▶ [TASK TO COMPLETE]:
Without the pictures, repeat the listing character for character.

▶ [Dataset listings of figures]:
- - -
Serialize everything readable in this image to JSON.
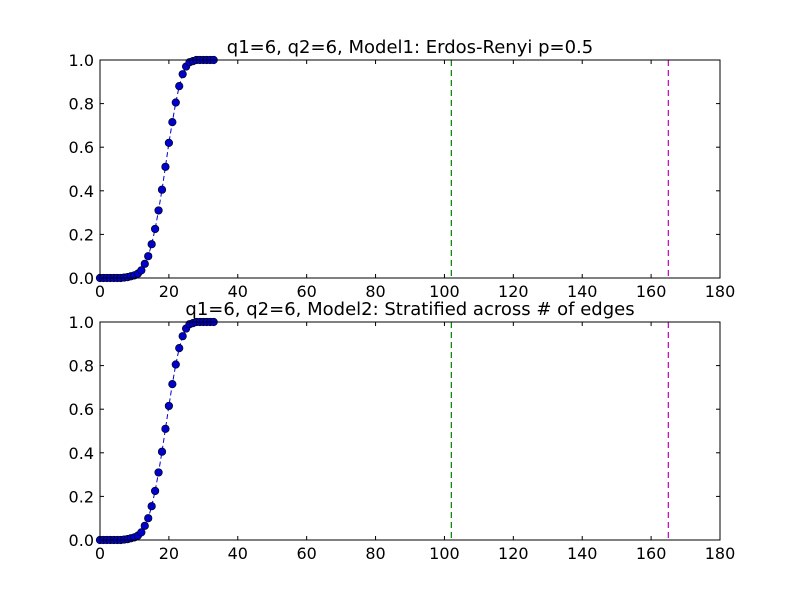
{
  "chart_data": [
    {
      "type": "scatter",
      "title": "q1=6, q2=6, Model1: Erdos-Renyi p=0.5",
      "xlabel": "",
      "ylabel": "",
      "xlim": [
        0,
        180
      ],
      "ylim": [
        0,
        1.0
      ],
      "xticks": [
        "0",
        "20",
        "40",
        "60",
        "80",
        "100",
        "120",
        "140",
        "160",
        "180"
      ],
      "yticks": [
        "0.0",
        "0.2",
        "0.4",
        "0.6",
        "0.8",
        "1.0"
      ],
      "grid": false,
      "series": [
        {
          "color": "#0000cc",
          "marker": "circle",
          "line": "dashed",
          "x": [
            0,
            1,
            2,
            3,
            4,
            5,
            6,
            7,
            8,
            9,
            10,
            11,
            12,
            13,
            14,
            15,
            16,
            17,
            18,
            19,
            20,
            21,
            22,
            23,
            24,
            25,
            26,
            27,
            28,
            29,
            30,
            31,
            32,
            33
          ],
          "y": [
            0,
            0,
            0,
            0,
            0,
            0,
            0,
            0.002,
            0.004,
            0.008,
            0.012,
            0.02,
            0.035,
            0.065,
            0.1,
            0.155,
            0.225,
            0.31,
            0.405,
            0.51,
            0.62,
            0.715,
            0.805,
            0.88,
            0.935,
            0.97,
            0.99,
            0.995,
            1,
            1,
            1,
            1,
            1,
            1
          ]
        }
      ],
      "vlines": [
        {
          "x": 102,
          "color": "#008000",
          "style": "dashed"
        },
        {
          "x": 165,
          "color": "#bf00bf",
          "style": "dashed"
        }
      ]
    },
    {
      "type": "scatter",
      "title": "q1=6, q2=6, Model2: Stratified across # of edges",
      "xlabel": "",
      "ylabel": "",
      "xlim": [
        0,
        180
      ],
      "ylim": [
        0,
        1.0
      ],
      "xticks": [
        "0",
        "20",
        "40",
        "60",
        "80",
        "100",
        "120",
        "140",
        "160",
        "180"
      ],
      "yticks": [
        "0.0",
        "0.2",
        "0.4",
        "0.6",
        "0.8",
        "1.0"
      ],
      "grid": false,
      "series": [
        {
          "color": "#0000cc",
          "marker": "circle",
          "line": "dashed",
          "x": [
            0,
            1,
            2,
            3,
            4,
            5,
            6,
            7,
            8,
            9,
            10,
            11,
            12,
            13,
            14,
            15,
            16,
            17,
            18,
            19,
            20,
            21,
            22,
            23,
            24,
            25,
            26,
            27,
            28,
            29,
            30,
            31,
            32,
            33
          ],
          "y": [
            0,
            0,
            0,
            0,
            0,
            0,
            0,
            0.002,
            0.004,
            0.008,
            0.012,
            0.02,
            0.035,
            0.065,
            0.1,
            0.155,
            0.225,
            0.31,
            0.405,
            0.51,
            0.615,
            0.715,
            0.805,
            0.88,
            0.935,
            0.97,
            0.99,
            0.995,
            1,
            1,
            1,
            1,
            1,
            1
          ]
        }
      ],
      "vlines": [
        {
          "x": 102,
          "color": "#008000",
          "style": "dashed"
        },
        {
          "x": 165,
          "color": "#bf00bf",
          "style": "dashed"
        }
      ]
    }
  ]
}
- - -
▶ [EXERCISE OUTPUT]:
Serialize everything readable in this image to JSON.
{
  "chart_data": [
    {
      "type": "scatter",
      "title": "q1=6, q2=6, Model1: Erdos-Renyi p=0.5",
      "xlabel": "",
      "ylabel": "",
      "xlim": [
        0,
        180
      ],
      "ylim": [
        0,
        1.0
      ],
      "xticks": [
        "0",
        "20",
        "40",
        "60",
        "80",
        "100",
        "120",
        "140",
        "160",
        "180"
      ],
      "yticks": [
        "0.0",
        "0.2",
        "0.4",
        "0.6",
        "0.8",
        "1.0"
      ],
      "grid": false,
      "series": [
        {
          "color": "#0000cc",
          "marker": "circle",
          "line": "dashed",
          "x": [
            0,
            1,
            2,
            3,
            4,
            5,
            6,
            7,
            8,
            9,
            10,
            11,
            12,
            13,
            14,
            15,
            16,
            17,
            18,
            19,
            20,
            21,
            22,
            23,
            24,
            25,
            26,
            27,
            28,
            29,
            30,
            31,
            32,
            33
          ],
          "y": [
            0,
            0,
            0,
            0,
            0,
            0,
            0,
            0.002,
            0.004,
            0.008,
            0.012,
            0.02,
            0.035,
            0.065,
            0.1,
            0.155,
            0.225,
            0.31,
            0.405,
            0.51,
            0.62,
            0.715,
            0.805,
            0.88,
            0.935,
            0.97,
            0.99,
            0.995,
            1,
            1,
            1,
            1,
            1,
            1
          ]
        }
      ],
      "vlines": [
        {
          "x": 102,
          "color": "#008000",
          "style": "dashed"
        },
        {
          "x": 165,
          "color": "#bf00bf",
          "style": "dashed"
        }
      ]
    },
    {
      "type": "scatter",
      "title": "q1=6, q2=6, Model2: Stratified across # of edges",
      "xlabel": "",
      "ylabel": "",
      "xlim": [
        0,
        180
      ],
      "ylim": [
        0,
        1.0
      ],
      "xticks": [
        "0",
        "20",
        "40",
        "60",
        "80",
        "100",
        "120",
        "140",
        "160",
        "180"
      ],
      "yticks": [
        "0.0",
        "0.2",
        "0.4",
        "0.6",
        "0.8",
        "1.0"
      ],
      "grid": false,
      "series": [
        {
          "color": "#0000cc",
          "marker": "circle",
          "line": "dashed",
          "x": [
            0,
            1,
            2,
            3,
            4,
            5,
            6,
            7,
            8,
            9,
            10,
            11,
            12,
            13,
            14,
            15,
            16,
            17,
            18,
            19,
            20,
            21,
            22,
            23,
            24,
            25,
            26,
            27,
            28,
            29,
            30,
            31,
            32,
            33
          ],
          "y": [
            0,
            0,
            0,
            0,
            0,
            0,
            0,
            0.002,
            0.004,
            0.008,
            0.012,
            0.02,
            0.035,
            0.065,
            0.1,
            0.155,
            0.225,
            0.31,
            0.405,
            0.51,
            0.615,
            0.715,
            0.805,
            0.88,
            0.935,
            0.97,
            0.99,
            0.995,
            1,
            1,
            1,
            1,
            1,
            1
          ]
        }
      ],
      "vlines": [
        {
          "x": 102,
          "color": "#008000",
          "style": "dashed"
        },
        {
          "x": 165,
          "color": "#bf00bf",
          "style": "dashed"
        }
      ]
    }
  ]
}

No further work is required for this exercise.